Task requirements
Look through the data and write out every line with the word "Series" in it.

Material provided
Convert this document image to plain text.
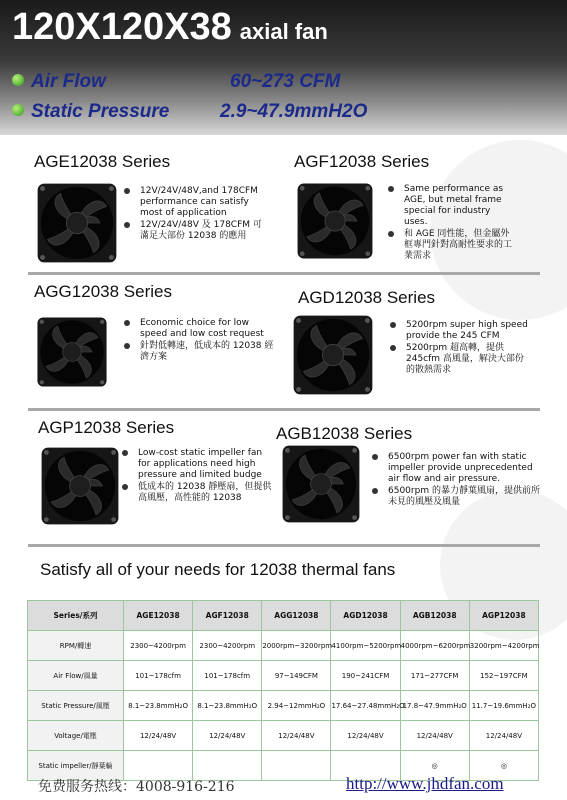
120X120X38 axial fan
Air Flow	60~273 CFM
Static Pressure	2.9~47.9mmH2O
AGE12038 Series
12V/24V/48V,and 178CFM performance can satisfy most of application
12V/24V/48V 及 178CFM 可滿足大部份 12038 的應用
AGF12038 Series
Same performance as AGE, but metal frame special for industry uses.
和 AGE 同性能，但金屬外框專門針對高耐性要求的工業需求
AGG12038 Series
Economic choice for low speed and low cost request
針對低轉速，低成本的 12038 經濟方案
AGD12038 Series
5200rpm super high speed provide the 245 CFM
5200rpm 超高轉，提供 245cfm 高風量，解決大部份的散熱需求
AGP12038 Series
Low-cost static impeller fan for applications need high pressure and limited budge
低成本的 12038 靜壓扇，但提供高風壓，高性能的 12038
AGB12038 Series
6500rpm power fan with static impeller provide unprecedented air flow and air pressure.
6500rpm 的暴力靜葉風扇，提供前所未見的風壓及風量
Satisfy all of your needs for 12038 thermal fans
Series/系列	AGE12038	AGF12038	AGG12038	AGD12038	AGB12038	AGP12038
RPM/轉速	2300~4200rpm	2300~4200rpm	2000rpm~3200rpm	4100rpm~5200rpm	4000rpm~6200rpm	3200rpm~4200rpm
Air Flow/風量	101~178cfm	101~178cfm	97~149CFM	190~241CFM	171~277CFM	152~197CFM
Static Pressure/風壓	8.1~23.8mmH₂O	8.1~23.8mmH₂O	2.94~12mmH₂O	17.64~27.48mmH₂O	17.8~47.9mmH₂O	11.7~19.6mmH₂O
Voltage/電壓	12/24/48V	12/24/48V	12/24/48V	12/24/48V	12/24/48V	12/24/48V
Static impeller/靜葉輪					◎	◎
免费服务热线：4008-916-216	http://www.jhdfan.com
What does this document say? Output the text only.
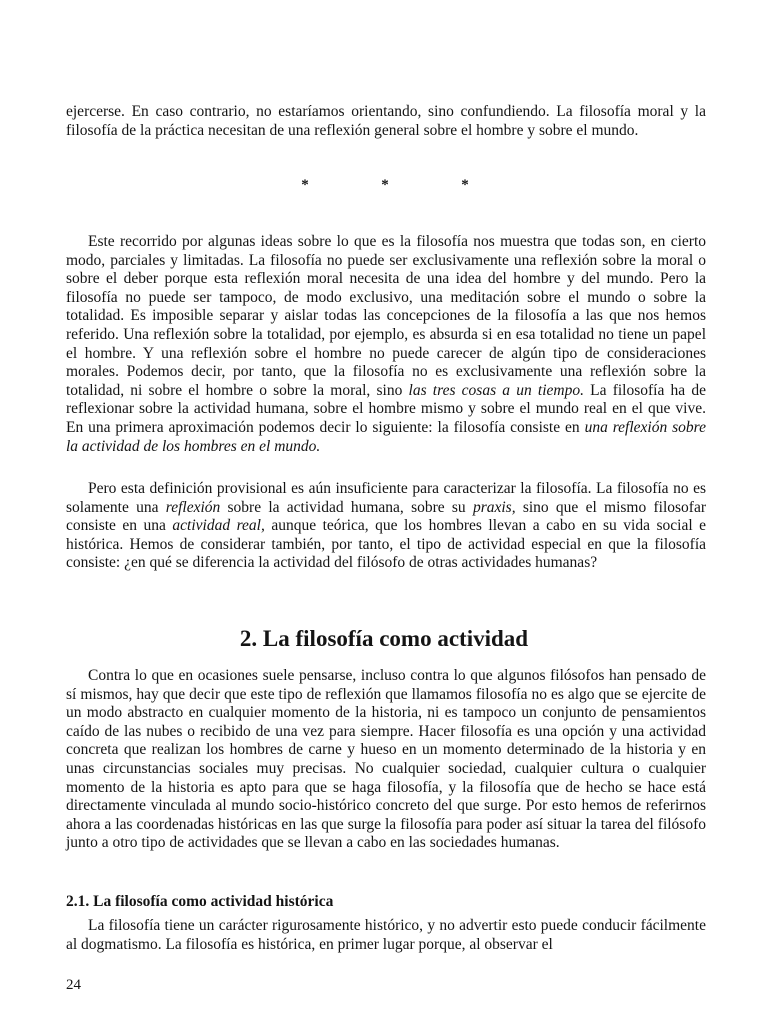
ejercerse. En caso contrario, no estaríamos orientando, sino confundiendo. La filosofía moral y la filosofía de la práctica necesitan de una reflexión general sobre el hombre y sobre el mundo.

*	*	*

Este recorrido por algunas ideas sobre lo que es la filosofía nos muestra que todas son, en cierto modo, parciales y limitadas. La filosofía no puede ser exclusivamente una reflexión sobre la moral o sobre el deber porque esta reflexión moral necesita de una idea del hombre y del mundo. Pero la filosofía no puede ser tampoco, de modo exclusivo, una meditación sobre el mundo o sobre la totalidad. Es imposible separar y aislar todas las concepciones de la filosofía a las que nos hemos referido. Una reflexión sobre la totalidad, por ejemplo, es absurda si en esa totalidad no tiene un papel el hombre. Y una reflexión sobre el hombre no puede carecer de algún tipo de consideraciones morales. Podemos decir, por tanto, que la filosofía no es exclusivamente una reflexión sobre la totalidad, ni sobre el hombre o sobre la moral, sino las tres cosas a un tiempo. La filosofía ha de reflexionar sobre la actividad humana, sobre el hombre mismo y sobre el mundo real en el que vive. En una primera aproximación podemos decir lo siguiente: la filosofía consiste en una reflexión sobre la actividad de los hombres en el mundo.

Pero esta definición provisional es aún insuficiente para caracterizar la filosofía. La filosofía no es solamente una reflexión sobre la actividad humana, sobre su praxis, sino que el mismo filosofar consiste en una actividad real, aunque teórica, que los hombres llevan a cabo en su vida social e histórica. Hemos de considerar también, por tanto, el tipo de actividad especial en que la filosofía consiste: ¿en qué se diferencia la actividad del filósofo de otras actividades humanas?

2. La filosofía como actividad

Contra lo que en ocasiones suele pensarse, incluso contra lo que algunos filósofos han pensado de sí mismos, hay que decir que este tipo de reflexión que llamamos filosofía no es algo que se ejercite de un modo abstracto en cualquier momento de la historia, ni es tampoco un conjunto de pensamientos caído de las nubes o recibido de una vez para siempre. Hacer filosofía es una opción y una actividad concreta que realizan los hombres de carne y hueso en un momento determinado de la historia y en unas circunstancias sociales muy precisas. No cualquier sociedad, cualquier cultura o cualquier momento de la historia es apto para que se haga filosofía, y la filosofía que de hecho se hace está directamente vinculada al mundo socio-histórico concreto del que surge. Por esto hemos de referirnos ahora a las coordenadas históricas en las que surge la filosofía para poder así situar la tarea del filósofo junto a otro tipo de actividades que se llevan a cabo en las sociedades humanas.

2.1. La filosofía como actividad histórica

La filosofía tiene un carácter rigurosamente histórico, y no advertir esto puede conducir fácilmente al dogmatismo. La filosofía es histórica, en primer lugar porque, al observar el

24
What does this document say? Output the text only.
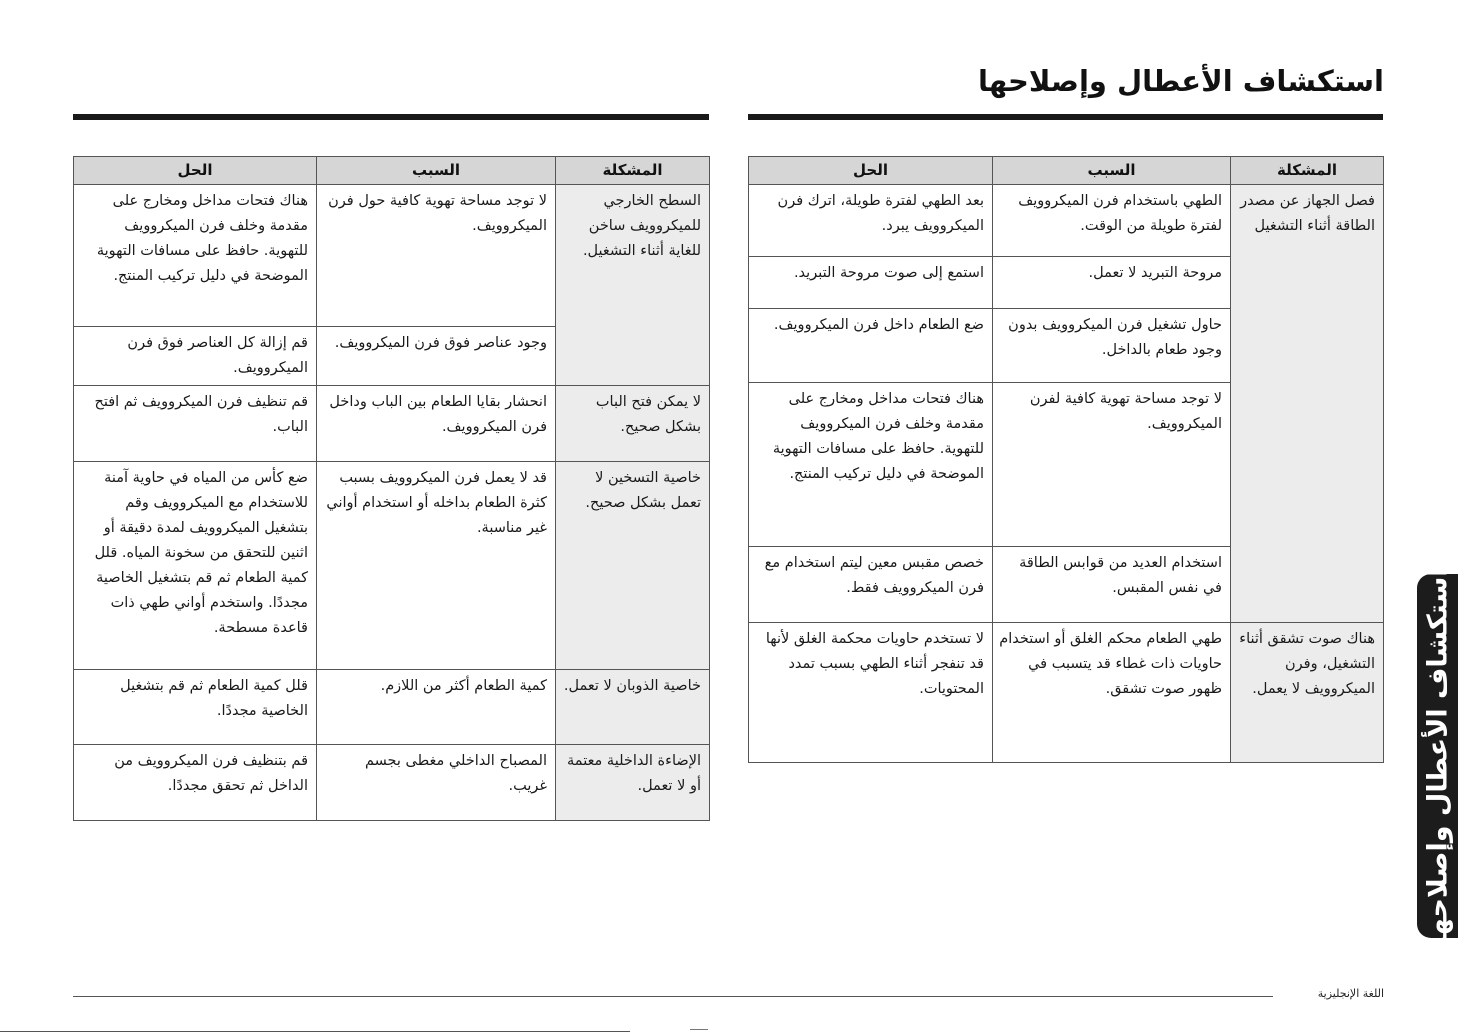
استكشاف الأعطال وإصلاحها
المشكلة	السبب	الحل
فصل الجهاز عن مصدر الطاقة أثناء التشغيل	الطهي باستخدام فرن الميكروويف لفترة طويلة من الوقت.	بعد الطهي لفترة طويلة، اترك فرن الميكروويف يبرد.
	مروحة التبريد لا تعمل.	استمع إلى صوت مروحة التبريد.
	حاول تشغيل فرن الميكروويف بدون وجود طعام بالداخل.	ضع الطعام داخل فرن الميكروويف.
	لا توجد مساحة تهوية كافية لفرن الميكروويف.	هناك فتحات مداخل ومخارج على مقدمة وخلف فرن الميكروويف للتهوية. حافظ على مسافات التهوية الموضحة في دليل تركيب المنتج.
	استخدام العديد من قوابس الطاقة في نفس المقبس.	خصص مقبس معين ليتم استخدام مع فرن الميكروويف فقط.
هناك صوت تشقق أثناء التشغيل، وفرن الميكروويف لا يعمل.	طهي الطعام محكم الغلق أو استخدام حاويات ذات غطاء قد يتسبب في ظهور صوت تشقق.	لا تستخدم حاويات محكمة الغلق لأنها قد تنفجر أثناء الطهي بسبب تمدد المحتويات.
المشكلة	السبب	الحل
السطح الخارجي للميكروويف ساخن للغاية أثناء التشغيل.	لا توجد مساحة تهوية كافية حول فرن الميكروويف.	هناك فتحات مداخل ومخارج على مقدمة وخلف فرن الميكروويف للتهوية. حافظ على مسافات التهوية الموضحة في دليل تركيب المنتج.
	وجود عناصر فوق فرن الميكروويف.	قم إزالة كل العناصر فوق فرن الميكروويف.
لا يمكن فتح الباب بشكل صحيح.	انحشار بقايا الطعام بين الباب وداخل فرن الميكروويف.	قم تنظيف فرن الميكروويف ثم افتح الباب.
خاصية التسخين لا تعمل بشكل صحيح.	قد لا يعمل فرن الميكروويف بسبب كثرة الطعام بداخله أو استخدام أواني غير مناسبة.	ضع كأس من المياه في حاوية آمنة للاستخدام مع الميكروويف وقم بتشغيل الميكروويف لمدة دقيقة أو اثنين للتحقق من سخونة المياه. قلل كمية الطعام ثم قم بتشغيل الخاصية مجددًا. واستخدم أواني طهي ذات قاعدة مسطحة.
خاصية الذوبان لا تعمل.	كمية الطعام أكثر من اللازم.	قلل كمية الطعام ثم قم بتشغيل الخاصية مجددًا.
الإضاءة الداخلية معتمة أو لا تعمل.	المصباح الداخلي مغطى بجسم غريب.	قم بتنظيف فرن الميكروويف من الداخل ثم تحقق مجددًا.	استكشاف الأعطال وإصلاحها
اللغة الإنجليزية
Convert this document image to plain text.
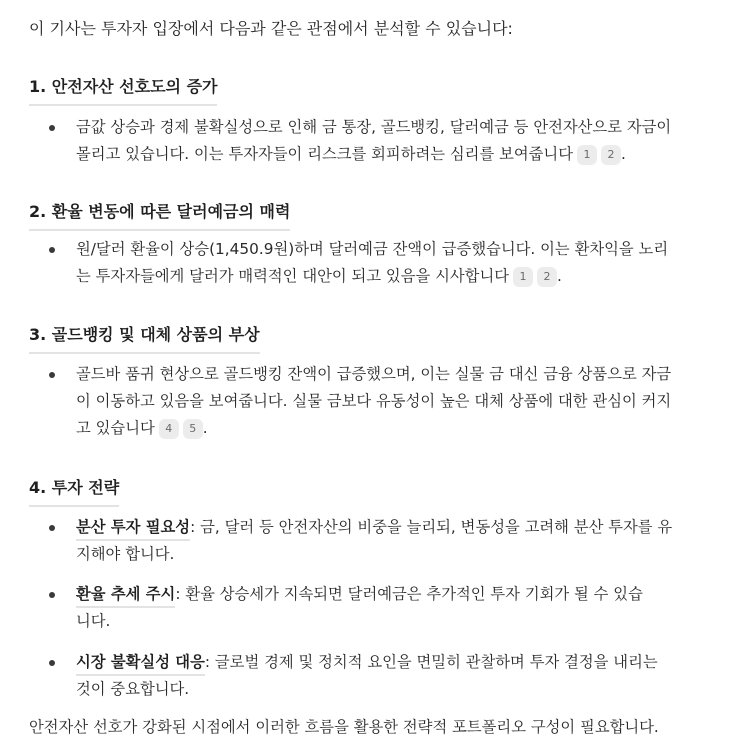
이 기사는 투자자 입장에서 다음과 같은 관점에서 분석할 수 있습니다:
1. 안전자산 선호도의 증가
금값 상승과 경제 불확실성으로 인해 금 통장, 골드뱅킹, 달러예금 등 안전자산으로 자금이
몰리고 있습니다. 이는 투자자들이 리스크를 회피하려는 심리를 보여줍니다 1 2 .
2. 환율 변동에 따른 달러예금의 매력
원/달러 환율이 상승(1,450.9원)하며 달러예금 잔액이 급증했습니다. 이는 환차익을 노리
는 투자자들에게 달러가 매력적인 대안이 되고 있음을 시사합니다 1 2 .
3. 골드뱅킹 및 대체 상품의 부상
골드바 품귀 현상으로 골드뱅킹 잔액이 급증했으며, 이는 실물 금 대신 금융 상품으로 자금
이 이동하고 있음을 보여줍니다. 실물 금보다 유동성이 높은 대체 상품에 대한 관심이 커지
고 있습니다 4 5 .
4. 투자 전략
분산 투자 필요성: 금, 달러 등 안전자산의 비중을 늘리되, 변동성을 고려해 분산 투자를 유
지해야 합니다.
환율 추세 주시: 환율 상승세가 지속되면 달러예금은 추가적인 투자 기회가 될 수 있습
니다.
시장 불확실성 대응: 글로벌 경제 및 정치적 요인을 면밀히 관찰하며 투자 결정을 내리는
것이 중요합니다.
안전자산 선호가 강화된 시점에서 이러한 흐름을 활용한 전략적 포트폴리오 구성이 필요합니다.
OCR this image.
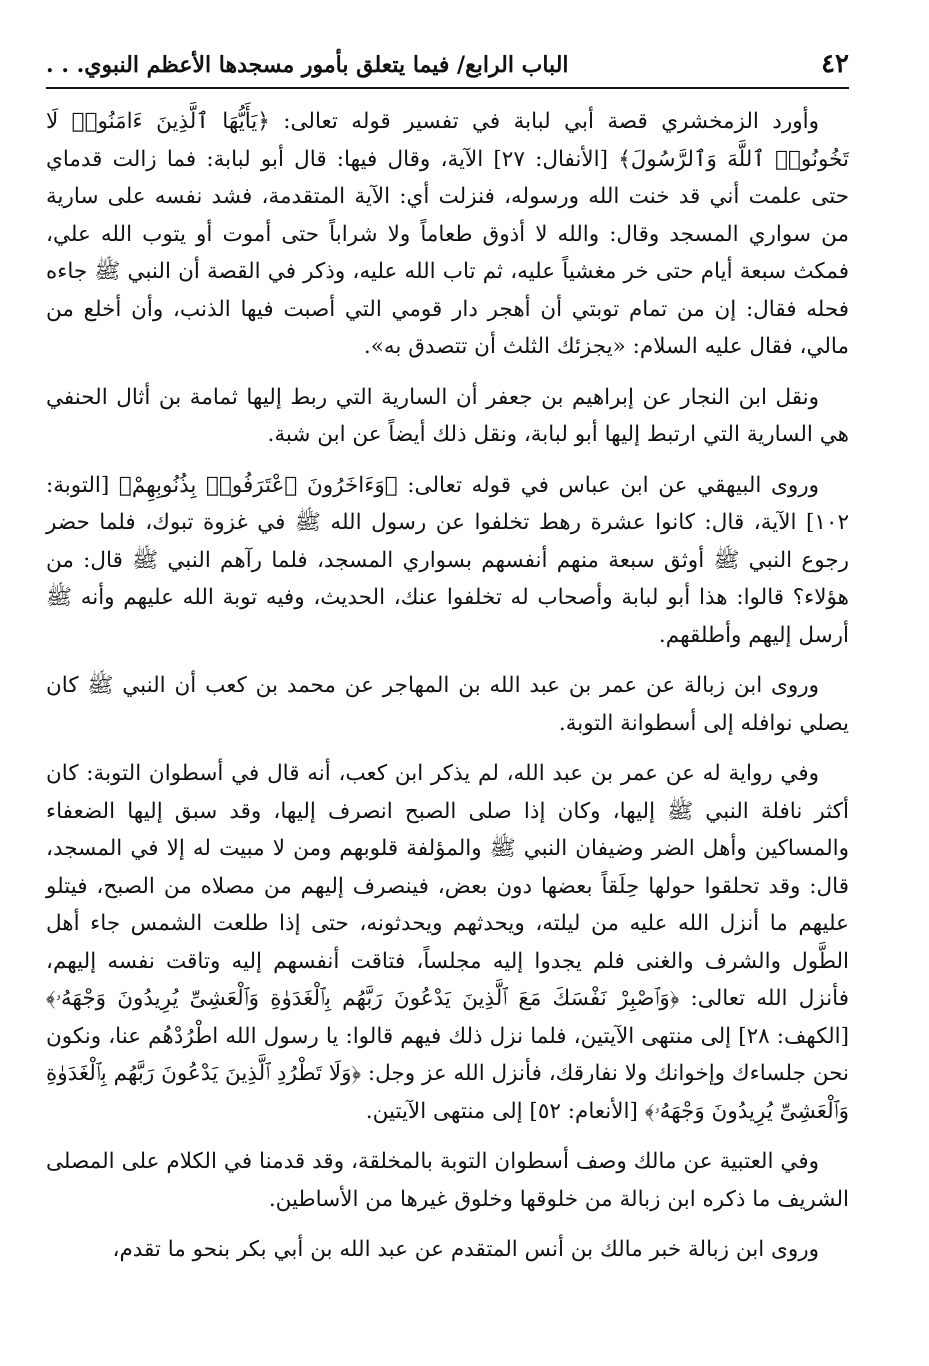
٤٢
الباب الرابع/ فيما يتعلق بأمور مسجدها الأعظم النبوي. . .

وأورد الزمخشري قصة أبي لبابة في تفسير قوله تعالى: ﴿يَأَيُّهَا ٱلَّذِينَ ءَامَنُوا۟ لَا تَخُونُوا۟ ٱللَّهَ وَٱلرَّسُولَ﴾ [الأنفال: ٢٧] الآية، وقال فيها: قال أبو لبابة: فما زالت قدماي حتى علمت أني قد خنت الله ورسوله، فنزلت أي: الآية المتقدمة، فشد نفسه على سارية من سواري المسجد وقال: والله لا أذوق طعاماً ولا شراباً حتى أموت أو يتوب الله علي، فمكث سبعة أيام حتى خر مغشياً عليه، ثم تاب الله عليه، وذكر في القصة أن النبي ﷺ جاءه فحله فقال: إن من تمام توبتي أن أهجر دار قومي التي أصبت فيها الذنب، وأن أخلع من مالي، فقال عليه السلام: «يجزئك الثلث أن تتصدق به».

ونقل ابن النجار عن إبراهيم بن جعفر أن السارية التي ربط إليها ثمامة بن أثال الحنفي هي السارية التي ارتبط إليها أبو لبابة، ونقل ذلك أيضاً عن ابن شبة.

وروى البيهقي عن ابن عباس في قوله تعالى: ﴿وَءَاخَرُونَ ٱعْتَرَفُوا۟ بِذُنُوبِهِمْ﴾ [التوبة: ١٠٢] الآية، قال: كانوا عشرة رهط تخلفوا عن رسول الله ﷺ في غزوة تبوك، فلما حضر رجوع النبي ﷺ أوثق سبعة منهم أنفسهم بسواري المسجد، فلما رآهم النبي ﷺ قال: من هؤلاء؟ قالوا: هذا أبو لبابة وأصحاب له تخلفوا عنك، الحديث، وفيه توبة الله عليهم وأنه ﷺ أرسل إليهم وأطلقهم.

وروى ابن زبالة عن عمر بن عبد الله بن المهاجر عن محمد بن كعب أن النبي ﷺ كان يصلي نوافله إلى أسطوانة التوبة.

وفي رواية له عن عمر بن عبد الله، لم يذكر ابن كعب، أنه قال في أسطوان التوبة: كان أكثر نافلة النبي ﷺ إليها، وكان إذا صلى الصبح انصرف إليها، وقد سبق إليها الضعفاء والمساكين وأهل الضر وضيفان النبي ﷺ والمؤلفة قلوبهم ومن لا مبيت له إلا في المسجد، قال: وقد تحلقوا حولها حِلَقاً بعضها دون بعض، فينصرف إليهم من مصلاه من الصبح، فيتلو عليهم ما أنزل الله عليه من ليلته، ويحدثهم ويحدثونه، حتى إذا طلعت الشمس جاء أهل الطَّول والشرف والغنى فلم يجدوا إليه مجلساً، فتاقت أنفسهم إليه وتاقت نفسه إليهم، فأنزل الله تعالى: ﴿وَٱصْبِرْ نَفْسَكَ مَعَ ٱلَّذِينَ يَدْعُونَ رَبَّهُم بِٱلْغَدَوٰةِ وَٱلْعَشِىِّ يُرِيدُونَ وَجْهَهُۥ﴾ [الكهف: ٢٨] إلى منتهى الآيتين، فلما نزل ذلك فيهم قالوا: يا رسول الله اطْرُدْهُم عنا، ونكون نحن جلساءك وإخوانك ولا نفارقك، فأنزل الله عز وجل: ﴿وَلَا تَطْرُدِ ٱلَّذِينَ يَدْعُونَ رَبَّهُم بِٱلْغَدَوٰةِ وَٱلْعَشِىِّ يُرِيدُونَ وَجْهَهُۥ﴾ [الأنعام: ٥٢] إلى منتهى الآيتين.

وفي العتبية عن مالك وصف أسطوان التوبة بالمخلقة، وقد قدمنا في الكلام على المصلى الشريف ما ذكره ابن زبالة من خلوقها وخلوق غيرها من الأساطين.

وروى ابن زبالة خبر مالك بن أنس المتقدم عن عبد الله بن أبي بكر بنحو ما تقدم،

Expected output
AGE12038 Series
AGF12038 Series
AGG12038 Series
AGD12038 Series
AGP12038 Series
AGB12038 Series
Series/系列	AGE12038	AGF12038	AGG12038	AGD12038	AGB12038	AGP12038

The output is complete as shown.